**Exercise materials**
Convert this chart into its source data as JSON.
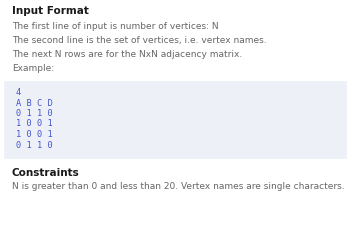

...

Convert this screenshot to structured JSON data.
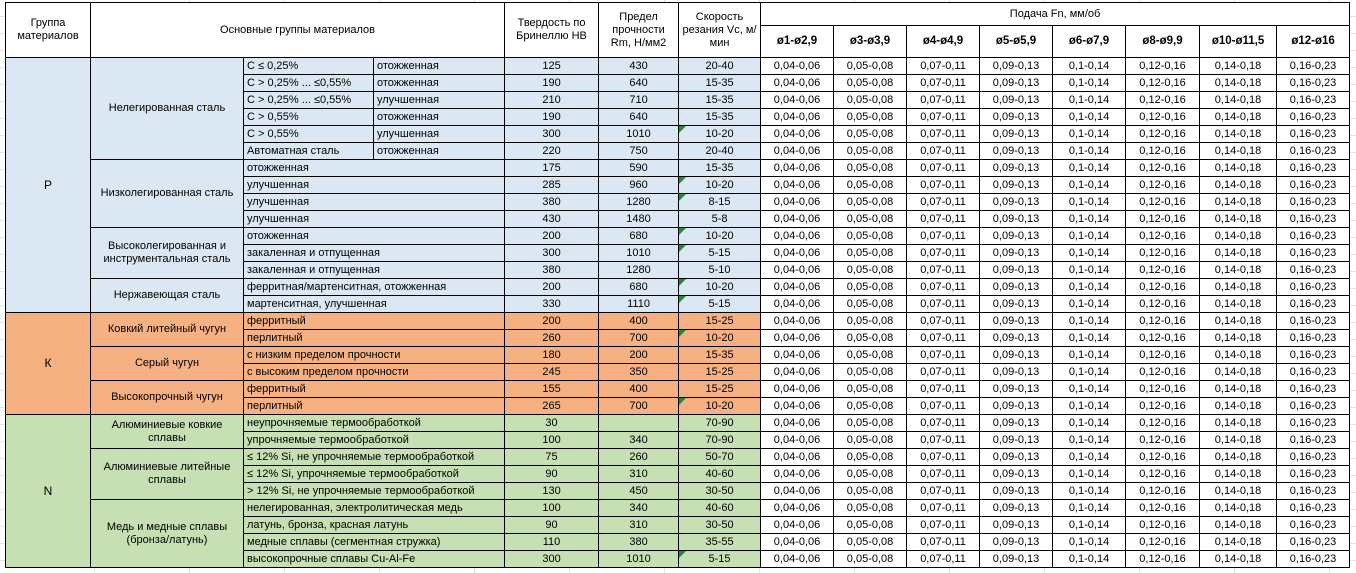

* * *

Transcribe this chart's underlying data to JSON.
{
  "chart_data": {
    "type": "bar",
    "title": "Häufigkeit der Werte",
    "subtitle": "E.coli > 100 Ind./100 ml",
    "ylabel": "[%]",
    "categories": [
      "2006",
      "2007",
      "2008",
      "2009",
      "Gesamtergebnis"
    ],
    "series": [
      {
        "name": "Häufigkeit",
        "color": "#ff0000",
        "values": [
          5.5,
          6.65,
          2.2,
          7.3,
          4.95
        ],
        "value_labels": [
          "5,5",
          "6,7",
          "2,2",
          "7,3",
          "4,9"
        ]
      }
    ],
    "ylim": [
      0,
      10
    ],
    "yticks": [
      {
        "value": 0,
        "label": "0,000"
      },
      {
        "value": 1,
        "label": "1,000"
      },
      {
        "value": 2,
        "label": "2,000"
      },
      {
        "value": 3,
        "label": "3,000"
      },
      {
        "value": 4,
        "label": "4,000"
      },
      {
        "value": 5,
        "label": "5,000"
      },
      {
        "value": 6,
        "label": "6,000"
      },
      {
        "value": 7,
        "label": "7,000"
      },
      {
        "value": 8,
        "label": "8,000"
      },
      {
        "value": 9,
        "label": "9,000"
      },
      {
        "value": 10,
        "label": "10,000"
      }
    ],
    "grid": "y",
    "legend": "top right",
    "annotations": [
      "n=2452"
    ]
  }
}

**Task to carry out**
From the listing above, copy every line that includes the word "Convert".

**Solution for this task**
Convert this chart into its source data as JSON.
Convert this screenshot to structured JSON data.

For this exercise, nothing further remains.